== Record excerpts ==

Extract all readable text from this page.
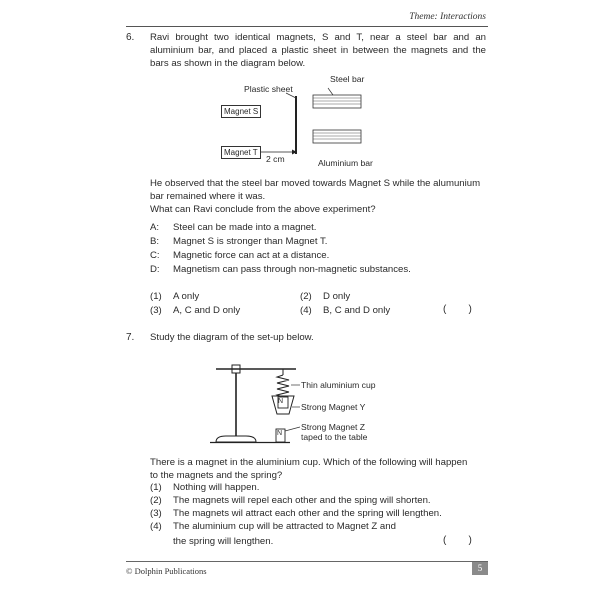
Theme: Interactions
6. Ravi brought two identical magnets, S and T, near a steel bar and an aluminium bar, and placed a plastic sheet in between the magnets and the bars as shown in the diagram below.
Plastic sheet
Steel bar
Magnet S
Magnet T
2 cm	Aluminium bar
He observed that the steel bar moved towards Magnet S while the alumunium
bar remained where it was.
What can Ravi conclude from the above experiment?
A: Steel can be made into a magnet.
B: Magnet S is stronger than Magnet T.
C: Magnetic force can act at a distance.
D: Magnetism can pass through non-magnetic substances.
(1) A only	(2) D only
(3) A, C and D only	(4) B, C and D only	(        )
7. Study the diagram of the set-up below.
N
N
Thin aluminium cup
Strong Magnet Y
Strong Magnet Z
taped to the table
There is a magnet in the aluminium cup. Which of the following will happen
to the magnets and the spring?
(1) Nothing will happen.
(2) The magnets will repel each other and the sping will shorten.
(3) The magnets wil attract each other and the spring will lengthen.
(4) The aluminium cup will be attracted to Magnet Z and
the spring will lengthen.	(        )
© Dolphin Publications	5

===

[Short exercise] Ignore the images and quote every line of the listing exactly.

[Task result]
Extract all readable text from this page.
Theme: Interactions
6. Ravi brought two identical magnets, S and T, near a steel bar and an aluminium bar, and placed a plastic sheet in between the magnets and the bars as shown in the diagram below.
Plastic sheet
Steel bar
Magnet S
Magnet T
2 cm	Aluminium bar
He observed that the steel bar moved towards Magnet S while the alumunium
bar remained where it was.
What can Ravi conclude from the above experiment?
A: Steel can be made into a magnet.
B: Magnet S is stronger than Magnet T.
C: Magnetic force can act at a distance.
D: Magnetism can pass through non-magnetic substances.
(1) A only	(2) D only
(3) A, C and D only	(4) B, C and D only	(        )
7. Study the diagram of the set-up below.
N
N
Thin aluminium cup
Strong Magnet Y
Strong Magnet Z
taped to the table
There is a magnet in the aluminium cup. Which of the following will happen
to the magnets and the spring?
(1) Nothing will happen.
(2) The magnets will repel each other and the sping will shorten.
(3) The magnets wil attract each other and the spring will lengthen.
(4) The aluminium cup will be attracted to Magnet Z and
the spring will lengthen.	(        )
© Dolphin Publications	5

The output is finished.